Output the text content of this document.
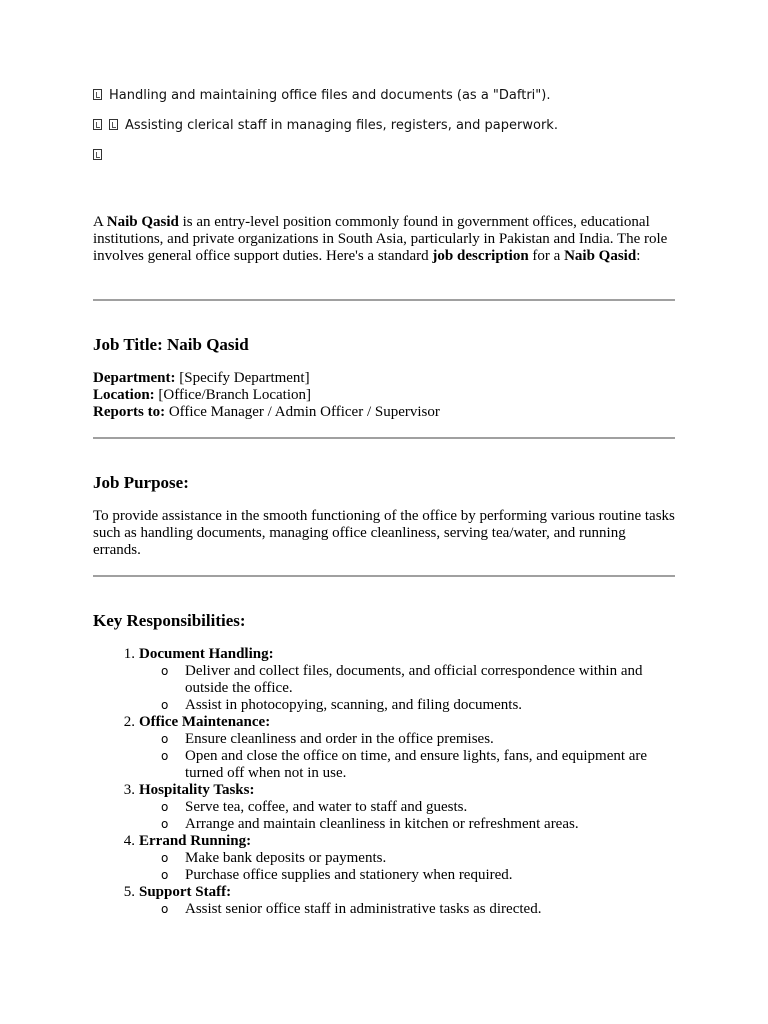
Handling and maintaining office files and documents (as a "Daftri").
Assisting clerical staff in managing files, registers, and paperwork.
A Naib Qasid is an entry-level position commonly found in government offices, educational institutions, and private organizations in South Asia, particularly in Pakistan and India. The role involves general office support duties. Here's a standard job description for a Naib Qasid:
Job Title: Naib Qasid
Department: [Specify Department]
Location: [Office/Branch Location]
Reports to: Office Manager / Admin Officer / Supervisor
Job Purpose:
To provide assistance in the smooth functioning of the office by performing various routine tasks such as handling documents, managing office cleanliness, serving tea/water, and running errands.
Key Responsibilities:
1. Document Handling:
o Deliver and collect files, documents, and official correspondence within and outside the office.
o Assist in photocopying, scanning, and filing documents.
2. Office Maintenance:
o Ensure cleanliness and order in the office premises.
o Open and close the office on time, and ensure lights, fans, and equipment are turned off when not in use.
3. Hospitality Tasks:
o Serve tea, coffee, and water to staff and guests.
o Arrange and maintain cleanliness in kitchen or refreshment areas.
4. Errand Running:
o Make bank deposits or payments.
o Purchase office supplies and stationery when required.
5. Support Staff:
o Assist senior office staff in administrative tasks as directed.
◇ ◇ ◇ ◇ ◇ ◇ ◇
- **Exercise brief**: Quote the preceding listing precisely and completely, omitting its images.

- **Task result**:
Output the text content of this document.
Handling and maintaining office files and documents (as a "Daftri").
Assisting clerical staff in managing files, registers, and paperwork.
A Naib Qasid is an entry-level position commonly found in government offices, educational institutions, and private organizations in South Asia, particularly in Pakistan and India. The role involves general office support duties. Here's a standard job description for a Naib Qasid:
Job Title: Naib Qasid
Department: [Specify Department]
Location: [Office/Branch Location]
Reports to: Office Manager / Admin Officer / Supervisor
Job Purpose:
To provide assistance in the smooth functioning of the office by performing various routine tasks such as handling documents, managing office cleanliness, serving tea/water, and running errands.
Key Responsibilities:
1. Document Handling:
o Deliver and collect files, documents, and official correspondence within and outside the office.
o Assist in photocopying, scanning, and filing documents.
2. Office Maintenance:
o Ensure cleanliness and order in the office premises.
o Open and close the office on time, and ensure lights, fans, and equipment are turned off when not in use.
3. Hospitality Tasks:
o Serve tea, coffee, and water to staff and guests.
o Arrange and maintain cleanliness in kitchen or refreshment areas.
4. Errand Running:
o Make bank deposits or payments.
o Purchase office supplies and stationery when required.
5. Support Staff:
o Assist senior office staff in administrative tasks as directed.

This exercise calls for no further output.